Work task:
Only the number is needed: count the lines below that hold the string "name".

-- Supplied material follows --

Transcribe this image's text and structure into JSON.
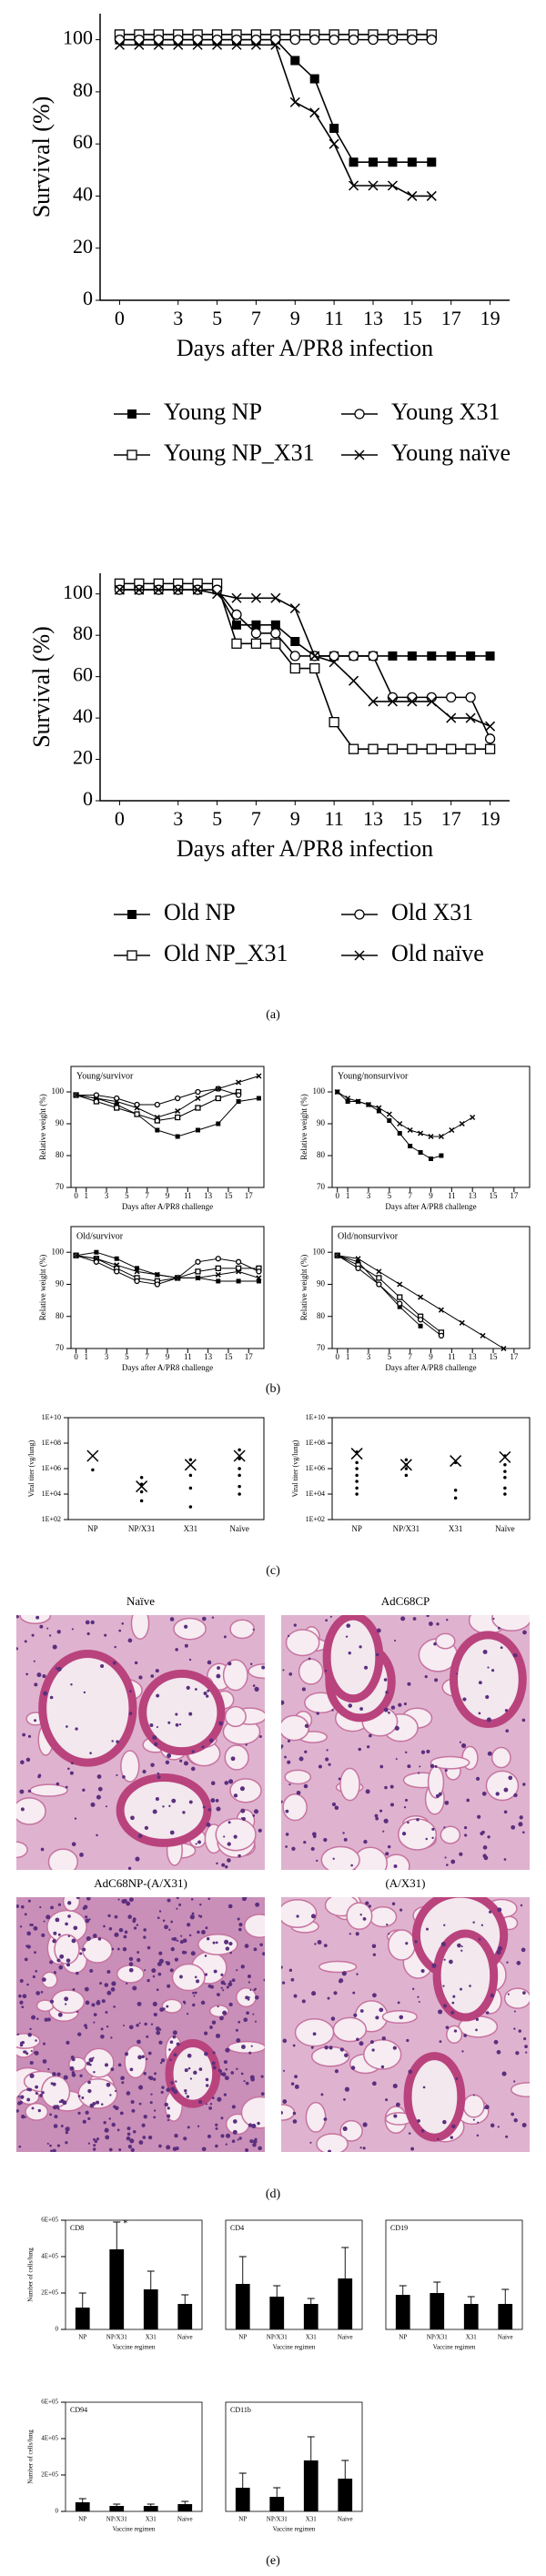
{
  "panel_labels": [
    "(a)",
    "(b)",
    "(c)",
    "(d)",
    "(e)"
  ],
  "micrographs": [
    "Naïve",
    "AdC68CP",
    "AdC68NP-(A/X31)",
    "(A/X31)"
  ],
  "chart_data": [
    {
      "type": "line",
      "xlabel": "Days after A/PR8 infection",
      "ylabel": "Survival (%)",
      "x": [
        0,
        1,
        2,
        3,
        4,
        5,
        6,
        7,
        8,
        9,
        10,
        11,
        12,
        13,
        14,
        15,
        16
      ],
      "xlim": [
        -1,
        20
      ],
      "xticks": [
        0,
        3,
        5,
        7,
        9,
        11,
        13,
        15,
        17,
        19
      ],
      "ylim": [
        0,
        110
      ],
      "yticks": [
        0,
        20,
        40,
        60,
        80,
        100
      ],
      "legend": "bottom",
      "series": [
        {
          "name": "Young NP",
          "marker": "square-filled",
          "color": "#000000",
          "values": [
            100,
            100,
            100,
            100,
            100,
            100,
            100,
            100,
            100,
            92,
            85,
            66,
            53,
            53,
            53,
            53,
            53
          ]
        },
        {
          "name": "Young NP_X31",
          "marker": "square-open",
          "color": "#000000",
          "values": [
            102,
            102,
            102,
            102,
            102,
            102,
            102,
            102,
            102,
            102,
            102,
            102,
            102,
            102,
            102,
            102,
            102
          ]
        },
        {
          "name": "Young X31",
          "marker": "circle",
          "color": "#000000",
          "values": [
            100,
            100,
            100,
            100,
            100,
            100,
            100,
            100,
            100,
            100,
            100,
            100,
            100,
            100,
            100,
            100,
            100
          ]
        },
        {
          "name": "Young naïve",
          "marker": "x",
          "color": "#000000",
          "values": [
            98,
            98,
            98,
            98,
            98,
            98,
            98,
            98,
            98,
            76,
            72,
            60,
            44,
            44,
            44,
            40,
            40
          ]
        }
      ]
    },
    {
      "type": "line",
      "xlabel": "Days after A/PR8 infection",
      "ylabel": "Survival (%)",
      "x": [
        0,
        1,
        2,
        3,
        4,
        5,
        6,
        7,
        8,
        9,
        10,
        11,
        12,
        13,
        14,
        15,
        16,
        17,
        18,
        19
      ],
      "xlim": [
        -1,
        20
      ],
      "xticks": [
        0,
        3,
        5,
        7,
        9,
        11,
        13,
        15,
        17,
        19
      ],
      "ylim": [
        0,
        110
      ],
      "yticks": [
        0,
        20,
        40,
        60,
        80,
        100
      ],
      "legend": "bottom",
      "series": [
        {
          "name": "Old NP",
          "marker": "square-filled",
          "color": "#000000",
          "values": [
            102,
            102,
            102,
            102,
            102,
            102,
            85,
            85,
            85,
            77,
            70,
            70,
            70,
            70,
            70,
            70,
            70,
            70,
            70,
            70
          ]
        },
        {
          "name": "Old NP_X31",
          "marker": "square-open",
          "color": "#000000",
          "values": [
            105,
            105,
            105,
            105,
            105,
            105,
            76,
            76,
            76,
            64,
            64,
            38,
            25,
            25,
            25,
            25,
            25,
            25,
            25,
            25
          ]
        },
        {
          "name": "Old X31",
          "marker": "circle",
          "color": "#000000",
          "values": [
            102,
            102,
            102,
            102,
            102,
            102,
            90,
            81,
            81,
            70,
            70,
            70,
            70,
            70,
            50,
            50,
            50,
            50,
            50,
            30
          ]
        },
        {
          "name": "Old naïve",
          "marker": "x",
          "color": "#000000",
          "values": [
            102,
            102,
            102,
            102,
            102,
            100,
            98,
            98,
            98,
            93,
            70,
            67,
            58,
            48,
            48,
            48,
            48,
            40,
            40,
            36
          ]
        }
      ]
    },
    {
      "type": "line",
      "title": "Young/survivor",
      "xlabel": "Days after A/PR8 challenge",
      "ylabel": "Relative weight (%)",
      "x": [
        0,
        2,
        4,
        6,
        8,
        10,
        12,
        14,
        16,
        18
      ],
      "xlim": [
        -0.5,
        18.5
      ],
      "xticks": [
        0,
        1,
        3,
        5,
        7,
        9,
        11,
        13,
        15,
        17
      ],
      "ylim": [
        70,
        108
      ],
      "yticks": [
        70,
        80,
        90,
        100
      ],
      "series": [
        {
          "marker": "square-filled",
          "color": "#000000",
          "values": [
            99,
            98,
            96,
            93,
            88,
            86,
            88,
            90,
            97,
            98
          ]
        },
        {
          "marker": "square-open",
          "color": "#000000",
          "values": [
            99,
            97,
            95,
            93,
            91,
            92,
            95,
            98,
            100,
            null
          ]
        },
        {
          "marker": "circle",
          "color": "#000000",
          "values": [
            99,
            99,
            98,
            96,
            96,
            98,
            100,
            101,
            99,
            null
          ]
        },
        {
          "marker": "x",
          "color": "#000000",
          "values": [
            99,
            98,
            97,
            95,
            92,
            94,
            98,
            101,
            103,
            105
          ]
        }
      ]
    },
    {
      "type": "line",
      "title": "Young/nonsurvivor",
      "xlabel": "Days after A/PR8 challenge",
      "ylabel": "Relative weight (%)",
      "x": [
        0,
        1,
        2,
        3,
        4,
        5,
        6,
        7,
        8,
        9,
        10,
        11,
        12,
        13
      ],
      "xlim": [
        -0.5,
        18.5
      ],
      "xticks": [
        0,
        1,
        3,
        5,
        7,
        9,
        11,
        13,
        15,
        17
      ],
      "ylim": [
        70,
        108
      ],
      "yticks": [
        70,
        80,
        90,
        100
      ],
      "series": [
        {
          "marker": "square-filled",
          "color": "#000000",
          "values": [
            100,
            97,
            97,
            96,
            94,
            91,
            87,
            83,
            81,
            79,
            80,
            null,
            null,
            null
          ]
        },
        {
          "marker": "x",
          "color": "#000000",
          "values": [
            100,
            98,
            97,
            96,
            95,
            93,
            90,
            88,
            87,
            86,
            86,
            88,
            90,
            92
          ]
        }
      ]
    },
    {
      "type": "line",
      "title": "Old/survivor",
      "xlabel": "Days after A/PR8 challenge",
      "ylabel": "Relative weight (%)",
      "x": [
        0,
        2,
        4,
        6,
        8,
        10,
        12,
        14,
        16,
        18
      ],
      "xlim": [
        -0.5,
        18.5
      ],
      "xticks": [
        0,
        1,
        3,
        5,
        7,
        9,
        11,
        13,
        15,
        17
      ],
      "ylim": [
        70,
        108
      ],
      "yticks": [
        70,
        80,
        90,
        100
      ],
      "series": [
        {
          "marker": "square-filled",
          "color": "#000000",
          "values": [
            99,
            100,
            98,
            95,
            93,
            92,
            92,
            91,
            91,
            91
          ]
        },
        {
          "marker": "square-open",
          "color": "#000000",
          "values": [
            99,
            98,
            95,
            92,
            91,
            92,
            94,
            95,
            95,
            95
          ]
        },
        {
          "marker": "circle",
          "color": "#000000",
          "values": [
            99,
            97,
            94,
            91,
            90,
            92,
            97,
            98,
            97,
            94
          ]
        },
        {
          "marker": "x",
          "color": "#000000",
          "values": [
            99,
            98,
            96,
            94,
            93,
            92,
            92,
            93,
            94,
            92
          ]
        }
      ]
    },
    {
      "type": "line",
      "title": "Old/nonsurvivor",
      "xlabel": "Days after A/PR8 challenge",
      "ylabel": "Relative weight (%)",
      "x": [
        0,
        2,
        4,
        6,
        8,
        10,
        12,
        14,
        16,
        18
      ],
      "xlim": [
        -0.5,
        18.5
      ],
      "xticks": [
        0,
        1,
        3,
        5,
        7,
        9,
        11,
        13,
        15,
        17
      ],
      "ylim": [
        70,
        108
      ],
      "yticks": [
        70,
        80,
        90,
        100
      ],
      "series": [
        {
          "marker": "square-filled",
          "color": "#000000",
          "values": [
            99,
            97,
            90,
            83,
            77,
            null,
            null,
            null,
            null,
            null
          ]
        },
        {
          "marker": "square-open",
          "color": "#000000",
          "values": [
            99,
            96,
            92,
            86,
            80,
            75,
            null,
            null,
            null,
            null
          ]
        },
        {
          "marker": "circle",
          "color": "#000000",
          "values": [
            99,
            95,
            90,
            84,
            79,
            74,
            null,
            null,
            null,
            null
          ]
        },
        {
          "marker": "x",
          "color": "#000000",
          "values": [
            99,
            98,
            94,
            90,
            86,
            82,
            78,
            74,
            70,
            null
          ]
        }
      ]
    },
    {
      "type": "scatter",
      "log": true,
      "ylabel": "Viral titer (vg/lung)",
      "categories": [
        "NP",
        "NP/X31",
        "X31",
        "Naïve"
      ],
      "ylim": [
        100,
        10000000000
      ],
      "yticks": [
        {
          "value": 100,
          "label": "1E+02"
        },
        {
          "value": 10000,
          "label": "1E+04"
        },
        {
          "value": 1000000,
          "label": "1E+06"
        },
        {
          "value": 100000000,
          "label": "1E+08"
        },
        {
          "value": 10000000000,
          "label": "1E+10"
        }
      ],
      "series": [
        {
          "marker": "dot",
          "color": "#000000",
          "x": [
            "NP",
            "NP/X31",
            "NP/X31",
            "NP/X31",
            "NP/X31",
            "X31",
            "X31",
            "X31",
            "X31",
            "Naïve",
            "Naïve",
            "Naïve",
            "Naïve",
            "Naïve",
            "Naïve"
          ],
          "values": [
            800000,
            200000,
            60000,
            15000,
            3000,
            5000000,
            300000,
            30000,
            1000,
            30000000,
            6000000,
            1000000,
            300000,
            40000,
            10000
          ]
        },
        {
          "marker": "x",
          "color": "#000000",
          "x": [
            "NP",
            "NP/X31",
            "X31",
            "Naïve"
          ],
          "values": [
            10000000,
            40000,
            2000000,
            10000000
          ]
        }
      ]
    },
    {
      "type": "scatter",
      "log": true,
      "ylabel": "Viral titer (vg/lung)",
      "categories": [
        "NP",
        "NP/X31",
        "X31",
        "Naïve"
      ],
      "ylim": [
        100,
        10000000000
      ],
      "yticks": [
        {
          "value": 100,
          "label": "1E+02"
        },
        {
          "value": 10000,
          "label": "1E+04"
        },
        {
          "value": 1000000,
          "label": "1E+06"
        },
        {
          "value": 100000000,
          "label": "1E+08"
        },
        {
          "value": 10000000000,
          "label": "1E+10"
        }
      ],
      "series": [
        {
          "marker": "dot",
          "color": "#000000",
          "x": [
            "NP",
            "NP",
            "NP",
            "NP",
            "NP",
            "NP",
            "NP",
            "NP/X31",
            "NP/X31",
            "NP/X31",
            "NP/X31",
            "X31",
            "X31",
            "X31",
            "Naïve",
            "Naïve",
            "Naïve",
            "Naïve",
            "Naïve",
            "Naïve"
          ],
          "values": [
            20000000,
            3000000,
            1000000,
            300000,
            100000,
            30000,
            10000,
            5000000,
            2000000,
            1000000,
            300000,
            3000000,
            20000,
            5000,
            10000000,
            2000000,
            600000,
            200000,
            30000,
            10000
          ]
        },
        {
          "marker": "x",
          "color": "#000000",
          "x": [
            "NP",
            "NP/X31",
            "X31",
            "Naïve"
          ],
          "values": [
            15000000,
            2000000,
            4000000,
            8000000
          ]
        }
      ]
    },
    {
      "type": "bar",
      "title": "CD8",
      "annotation": "*",
      "xlabel": "Vaccine regimen",
      "ylabel": "Number of cells/lung",
      "categories": [
        "NP",
        "NP/X31",
        "X31",
        "Naive"
      ],
      "color": "#000000",
      "values": [
        120000,
        440000,
        220000,
        140000
      ],
      "errors": [
        80000,
        150000,
        100000,
        50000
      ],
      "ylim": [
        0,
        600000
      ],
      "yticks": [
        {
          "value": 0,
          "label": "0"
        },
        {
          "value": 200000,
          "label": "2E+05"
        },
        {
          "value": 400000,
          "label": "4E+05"
        },
        {
          "value": 600000,
          "label": "6E+05"
        }
      ]
    },
    {
      "type": "bar",
      "title": "CD4",
      "xlabel": "Vaccine regimen",
      "categories": [
        "NP",
        "NP/X31",
        "X31",
        "Naive"
      ],
      "color": "#000000",
      "values": [
        250000,
        180000,
        140000,
        280000
      ],
      "errors": [
        150000,
        60000,
        30000,
        170000
      ],
      "ylim": [
        0,
        600000
      ]
    },
    {
      "type": "bar",
      "title": "CD19",
      "xlabel": "Vaccine regimen",
      "categories": [
        "NP",
        "NP/X31",
        "X31",
        "Naive"
      ],
      "color": "#000000",
      "values": [
        190000,
        200000,
        140000,
        140000
      ],
      "errors": [
        50000,
        60000,
        40000,
        80000
      ],
      "ylim": [
        0,
        600000
      ]
    },
    {
      "type": "bar",
      "title": "CD94",
      "xlabel": "Vaccine regimen",
      "ylabel": "Number of cells/lung",
      "categories": [
        "NP",
        "NP/X31",
        "X31",
        "Naive"
      ],
      "color": "#000000",
      "values": [
        50000,
        30000,
        30000,
        40000
      ],
      "errors": [
        20000,
        10000,
        10000,
        15000
      ],
      "ylim": [
        0,
        600000
      ],
      "yticks": [
        {
          "value": 0,
          "label": "0"
        },
        {
          "value": 200000,
          "label": "2E+05"
        },
        {
          "value": 400000,
          "label": "4E+05"
        },
        {
          "value": 600000,
          "label": "6E+05"
        }
      ]
    },
    {
      "type": "bar",
      "title": "CD11b",
      "xlabel": "Vaccine regimen",
      "categories": [
        "NP",
        "NP/X31",
        "X31",
        "Naive"
      ],
      "color": "#000000",
      "values": [
        130000,
        80000,
        280000,
        180000
      ],
      "errors": [
        80000,
        50000,
        130000,
        100000
      ],
      "ylim": [
        0,
        600000
      ]
    }
  ]
}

-- Supplied material concluded --

Solution to this exercise:
8